Exercise details: Exact reproduction is required for all entries.

Extracted records:
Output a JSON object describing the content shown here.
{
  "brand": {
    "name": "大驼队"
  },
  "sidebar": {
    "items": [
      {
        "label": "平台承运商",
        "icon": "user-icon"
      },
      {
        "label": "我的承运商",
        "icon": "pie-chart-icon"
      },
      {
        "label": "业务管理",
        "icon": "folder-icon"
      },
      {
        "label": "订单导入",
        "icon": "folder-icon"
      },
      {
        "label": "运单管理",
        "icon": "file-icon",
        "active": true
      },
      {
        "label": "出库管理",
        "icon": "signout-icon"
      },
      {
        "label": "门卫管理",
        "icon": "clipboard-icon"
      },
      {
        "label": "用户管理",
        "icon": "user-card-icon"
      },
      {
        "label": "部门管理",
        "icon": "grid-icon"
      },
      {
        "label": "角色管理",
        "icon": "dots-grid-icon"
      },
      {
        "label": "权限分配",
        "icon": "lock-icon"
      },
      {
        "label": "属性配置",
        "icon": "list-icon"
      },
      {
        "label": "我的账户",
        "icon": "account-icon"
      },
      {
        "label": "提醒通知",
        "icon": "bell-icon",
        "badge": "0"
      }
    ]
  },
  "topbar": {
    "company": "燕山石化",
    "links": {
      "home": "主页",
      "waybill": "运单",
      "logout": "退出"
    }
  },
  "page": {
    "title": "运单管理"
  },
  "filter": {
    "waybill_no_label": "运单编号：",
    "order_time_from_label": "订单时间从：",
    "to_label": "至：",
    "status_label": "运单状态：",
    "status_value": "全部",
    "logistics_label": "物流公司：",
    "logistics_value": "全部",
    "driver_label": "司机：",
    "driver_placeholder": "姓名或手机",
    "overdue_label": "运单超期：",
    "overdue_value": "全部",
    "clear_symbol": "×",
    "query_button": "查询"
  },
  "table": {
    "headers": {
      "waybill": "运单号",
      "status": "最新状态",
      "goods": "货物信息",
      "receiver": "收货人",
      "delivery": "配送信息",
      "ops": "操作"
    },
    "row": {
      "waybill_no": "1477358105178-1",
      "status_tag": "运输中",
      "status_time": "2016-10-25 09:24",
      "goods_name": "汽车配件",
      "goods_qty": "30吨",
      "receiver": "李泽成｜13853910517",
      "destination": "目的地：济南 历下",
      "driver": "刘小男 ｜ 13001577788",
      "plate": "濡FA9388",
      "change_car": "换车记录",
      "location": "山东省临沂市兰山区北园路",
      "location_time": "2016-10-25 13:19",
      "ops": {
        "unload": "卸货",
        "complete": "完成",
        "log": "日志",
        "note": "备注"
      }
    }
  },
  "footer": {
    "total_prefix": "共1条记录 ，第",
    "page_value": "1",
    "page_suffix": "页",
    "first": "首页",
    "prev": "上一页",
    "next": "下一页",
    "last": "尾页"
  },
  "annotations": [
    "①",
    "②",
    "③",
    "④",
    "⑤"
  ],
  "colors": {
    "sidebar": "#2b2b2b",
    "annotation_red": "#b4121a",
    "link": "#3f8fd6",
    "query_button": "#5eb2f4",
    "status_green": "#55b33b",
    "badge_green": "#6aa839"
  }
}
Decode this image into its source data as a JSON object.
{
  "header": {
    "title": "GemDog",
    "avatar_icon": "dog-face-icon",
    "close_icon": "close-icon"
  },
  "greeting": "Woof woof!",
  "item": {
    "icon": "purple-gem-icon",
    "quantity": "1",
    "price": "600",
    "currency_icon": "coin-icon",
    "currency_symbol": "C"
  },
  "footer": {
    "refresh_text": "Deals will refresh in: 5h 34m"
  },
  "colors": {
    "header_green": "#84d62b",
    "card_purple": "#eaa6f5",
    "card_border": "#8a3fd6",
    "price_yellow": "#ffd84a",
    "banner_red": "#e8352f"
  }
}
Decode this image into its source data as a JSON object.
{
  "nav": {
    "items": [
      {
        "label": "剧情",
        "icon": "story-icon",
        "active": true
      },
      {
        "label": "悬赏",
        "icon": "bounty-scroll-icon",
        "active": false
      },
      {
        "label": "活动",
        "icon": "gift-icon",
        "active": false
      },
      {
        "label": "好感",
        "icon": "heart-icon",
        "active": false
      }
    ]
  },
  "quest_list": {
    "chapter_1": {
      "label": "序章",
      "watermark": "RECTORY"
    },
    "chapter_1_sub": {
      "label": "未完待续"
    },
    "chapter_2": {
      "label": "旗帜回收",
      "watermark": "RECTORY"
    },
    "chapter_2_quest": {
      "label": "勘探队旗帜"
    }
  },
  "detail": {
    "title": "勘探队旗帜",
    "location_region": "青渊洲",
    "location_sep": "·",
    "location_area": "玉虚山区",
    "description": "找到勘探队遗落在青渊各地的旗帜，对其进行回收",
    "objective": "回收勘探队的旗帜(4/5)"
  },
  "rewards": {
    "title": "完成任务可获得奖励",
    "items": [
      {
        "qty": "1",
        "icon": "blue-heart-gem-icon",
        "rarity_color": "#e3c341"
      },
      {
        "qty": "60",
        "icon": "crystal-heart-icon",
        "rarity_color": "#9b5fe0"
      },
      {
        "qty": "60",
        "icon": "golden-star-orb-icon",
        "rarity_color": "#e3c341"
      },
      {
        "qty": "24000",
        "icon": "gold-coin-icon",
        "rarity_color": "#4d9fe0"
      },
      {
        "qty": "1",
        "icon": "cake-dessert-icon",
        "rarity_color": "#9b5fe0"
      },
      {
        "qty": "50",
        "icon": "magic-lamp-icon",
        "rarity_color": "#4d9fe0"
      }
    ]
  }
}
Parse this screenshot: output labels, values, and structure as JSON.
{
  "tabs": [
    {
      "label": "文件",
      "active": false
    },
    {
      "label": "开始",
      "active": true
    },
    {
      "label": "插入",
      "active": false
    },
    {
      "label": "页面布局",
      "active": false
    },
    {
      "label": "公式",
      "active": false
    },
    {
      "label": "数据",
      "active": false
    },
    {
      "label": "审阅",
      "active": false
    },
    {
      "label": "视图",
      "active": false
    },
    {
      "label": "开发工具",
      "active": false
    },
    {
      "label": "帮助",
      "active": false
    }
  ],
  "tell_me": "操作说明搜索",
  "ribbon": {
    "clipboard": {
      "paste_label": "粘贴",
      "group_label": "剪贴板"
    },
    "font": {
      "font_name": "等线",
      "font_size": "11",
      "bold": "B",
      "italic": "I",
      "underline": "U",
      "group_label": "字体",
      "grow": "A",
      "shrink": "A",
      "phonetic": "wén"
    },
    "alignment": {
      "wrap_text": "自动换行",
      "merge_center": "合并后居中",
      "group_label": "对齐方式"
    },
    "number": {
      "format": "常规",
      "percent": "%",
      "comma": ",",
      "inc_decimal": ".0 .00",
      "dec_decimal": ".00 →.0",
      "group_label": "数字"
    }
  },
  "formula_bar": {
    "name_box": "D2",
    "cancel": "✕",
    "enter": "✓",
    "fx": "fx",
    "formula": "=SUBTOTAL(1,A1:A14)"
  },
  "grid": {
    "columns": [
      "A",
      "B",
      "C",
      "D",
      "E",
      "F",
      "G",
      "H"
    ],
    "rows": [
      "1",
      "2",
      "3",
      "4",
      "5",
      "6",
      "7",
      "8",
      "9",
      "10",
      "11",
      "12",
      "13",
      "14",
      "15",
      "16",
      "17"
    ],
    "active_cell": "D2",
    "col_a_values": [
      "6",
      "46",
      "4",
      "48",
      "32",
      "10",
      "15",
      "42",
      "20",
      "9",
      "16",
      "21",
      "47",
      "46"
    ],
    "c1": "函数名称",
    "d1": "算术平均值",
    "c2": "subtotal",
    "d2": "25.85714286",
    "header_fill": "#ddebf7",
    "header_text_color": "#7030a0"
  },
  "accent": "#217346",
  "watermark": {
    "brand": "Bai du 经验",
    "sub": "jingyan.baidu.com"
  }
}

Full answer:
Output a JSON object describing the content shown here.
{
  "brand": {
    "name": "大驼队"
  },
  "sidebar": {
    "items": [
      {
        "label": "平台承运商",
        "icon": "user-icon"
      },
      {
        "label": "我的承运商",
        "icon": "pie-chart-icon"
      },
      {
        "label": "业务管理",
        "icon": "folder-icon"
      },
      {
        "label": "订单导入",
        "icon": "folder-icon"
      },
      {
        "label": "运单管理",
        "icon": "file-icon",
        "active": true
      },
      {
        "label": "出库管理",
        "icon": "signout-icon"
      },
      {
        "label": "门卫管理",
        "icon": "clipboard-icon"
      },
      {
        "label": "用户管理",
        "icon": "user-card-icon"
      },
      {
        "label": "部门管理",
        "icon": "grid-icon"
      },
      {
        "label": "角色管理",
        "icon": "dots-grid-icon"
      },
      {
        "label": "权限分配",
        "icon": "lock-icon"
      },
      {
        "label": "属性配置",
        "icon": "list-icon"
      },
      {
        "label": "我的账户",
        "icon": "account-icon"
      },
      {
        "label": "提醒通知",
        "icon": "bell-icon",
        "badge": "0"
      }
    ]
  },
  "topbar": {
    "company": "燕山石化",
    "links": {
      "home": "主页",
      "waybill": "运单",
      "logout": "退出"
    }
  },
  "page": {
    "title": "运单管理"
  },
  "filter": {
    "waybill_no_label": "运单编号：",
    "order_time_from_label": "订单时间从：",
    "to_label": "至：",
    "status_label": "运单状态：",
    "status_value": "全部",
    "logistics_label": "物流公司：",
    "logistics_value": "全部",
    "driver_label": "司机：",
    "driver_placeholder": "姓名或手机",
    "overdue_label": "运单超期：",
    "overdue_value": "全部",
    "clear_symbol": "×",
    "query_button": "查询"
  },
  "table": {
    "headers": {
      "waybill": "运单号",
      "status": "最新状态",
      "goods": "货物信息",
      "receiver": "收货人",
      "delivery": "配送信息",
      "ops": "操作"
    },
    "row": {
      "waybill_no": "1477358105178-1",
      "status_tag": "运输中",
      "status_time": "2016-10-25 09:24",
      "goods_name": "汽车配件",
      "goods_qty": "30吨",
      "receiver": "李泽成｜13853910517",
      "destination": "目的地：济南 历下",
      "driver": "刘小男 ｜ 13001577788",
      "plate": "濡FA9388",
      "change_car": "换车记录",
      "location": "山东省临沂市兰山区北园路",
      "location_time": "2016-10-25 13:19",
      "ops": {
        "unload": "卸货",
        "complete": "完成",
        "log": "日志",
        "note": "备注"
      }
    }
  },
  "footer": {
    "total_prefix": "共1条记录 ，第",
    "page_value": "1",
    "page_suffix": "页",
    "first": "首页",
    "prev": "上一页",
    "next": "下一页",
    "last": "尾页"
  },
  "annotations": [
    "①",
    "②",
    "③",
    "④",
    "⑤"
  ],
  "colors": {
    "sidebar": "#2b2b2b",
    "annotation_red": "#b4121a",
    "link": "#3f8fd6",
    "query_button": "#5eb2f4",
    "status_green": "#55b33b",
    "badge_green": "#6aa839"
  }
}
Decode this image into its source data as a JSON object.
{
  "header": {
    "title": "GemDog",
    "avatar_icon": "dog-face-icon",
    "close_icon": "close-icon"
  },
  "greeting": "Woof woof!",
  "item": {
    "icon": "purple-gem-icon",
    "quantity": "1",
    "price": "600",
    "currency_icon": "coin-icon",
    "currency_symbol": "C"
  },
  "footer": {
    "refresh_text": "Deals will refresh in: 5h 34m"
  },
  "colors": {
    "header_green": "#84d62b",
    "card_purple": "#eaa6f5",
    "card_border": "#8a3fd6",
    "price_yellow": "#ffd84a",
    "banner_red": "#e8352f"
  }
}
Decode this image into its source data as a JSON object.
{
  "nav": {
    "items": [
      {
        "label": "剧情",
        "icon": "story-icon",
        "active": true
      },
      {
        "label": "悬赏",
        "icon": "bounty-scroll-icon",
        "active": false
      },
      {
        "label": "活动",
        "icon": "gift-icon",
        "active": false
      },
      {
        "label": "好感",
        "icon": "heart-icon",
        "active": false
      }
    ]
  },
  "quest_list": {
    "chapter_1": {
      "label": "序章",
      "watermark": "RECTORY"
    },
    "chapter_1_sub": {
      "label": "未完待续"
    },
    "chapter_2": {
      "label": "旗帜回收",
      "watermark": "RECTORY"
    },
    "chapter_2_quest": {
      "label": "勘探队旗帜"
    }
  },
  "detail": {
    "title": "勘探队旗帜",
    "location_region": "青渊洲",
    "location_sep": "·",
    "location_area": "玉虚山区",
    "description": "找到勘探队遗落在青渊各地的旗帜，对其进行回收",
    "objective": "回收勘探队的旗帜(4/5)"
  },
  "rewards": {
    "title": "完成任务可获得奖励",
    "items": [
      {
        "qty": "1",
        "icon": "blue-heart-gem-icon",
        "rarity_color": "#e3c341"
      },
      {
        "qty": "60",
        "icon": "crystal-heart-icon",
        "rarity_color": "#9b5fe0"
      },
      {
        "qty": "60",
        "icon": "golden-star-orb-icon",
        "rarity_color": "#e3c341"
      },
      {
        "qty": "24000",
        "icon": "gold-coin-icon",
        "rarity_color": "#4d9fe0"
      },
      {
        "qty": "1",
        "icon": "cake-dessert-icon",
        "rarity_color": "#9b5fe0"
      },
      {
        "qty": "50",
        "icon": "magic-lamp-icon",
        "rarity_color": "#4d9fe0"
      }
    ]
  }
}
Parse this screenshot: output labels, values, and structure as JSON.
{
  "tabs": [
    {
      "label": "文件",
      "active": false
    },
    {
      "label": "开始",
      "active": true
    },
    {
      "label": "插入",
      "active": false
    },
    {
      "label": "页面布局",
      "active": false
    },
    {
      "label": "公式",
      "active": false
    },
    {
      "label": "数据",
      "active": false
    },
    {
      "label": "审阅",
      "active": false
    },
    {
      "label": "视图",
      "active": false
    },
    {
      "label": "开发工具",
      "active": false
    },
    {
      "label": "帮助",
      "active": false
    }
  ],
  "tell_me": "操作说明搜索",
  "ribbon": {
    "clipboard": {
      "paste_label": "粘贴",
      "group_label": "剪贴板"
    },
    "font": {
      "font_name": "等线",
      "font_size": "11",
      "bold": "B",
      "italic": "I",
      "underline": "U",
      "group_label": "字体",
      "grow": "A",
      "shrink": "A",
      "phonetic": "wén"
    },
    "alignment": {
      "wrap_text": "自动换行",
      "merge_center": "合并后居中",
      "group_label": "对齐方式"
    },
    "number": {
      "format": "常规",
      "percent": "%",
      "comma": ",",
      "inc_decimal": ".0 .00",
      "dec_decimal": ".00 →.0",
      "group_label": "数字"
    }
  },
  "formula_bar": {
    "name_box": "D2",
    "cancel": "✕",
    "enter": "✓",
    "fx": "fx",
    "formula": "=SUBTOTAL(1,A1:A14)"
  },
  "grid": {
    "columns": [
      "A",
      "B",
      "C",
      "D",
      "E",
      "F",
      "G",
      "H"
    ],
    "rows": [
      "1",
      "2",
      "3",
      "4",
      "5",
      "6",
      "7",
      "8",
      "9",
      "10",
      "11",
      "12",
      "13",
      "14",
      "15",
      "16",
      "17"
    ],
    "active_cell": "D2",
    "col_a_values": [
      "6",
      "46",
      "4",
      "48",
      "32",
      "10",
      "15",
      "42",
      "20",
      "9",
      "16",
      "21",
      "47",
      "46"
    ],
    "c1": "函数名称",
    "d1": "算术平均值",
    "c2": "subtotal",
    "d2": "25.85714286",
    "header_fill": "#ddebf7",
    "header_text_color": "#7030a0"
  },
  "accent": "#217346",
  "watermark": {
    "brand": "Bai du 经验",
    "sub": "jingyan.baidu.com"
  }
}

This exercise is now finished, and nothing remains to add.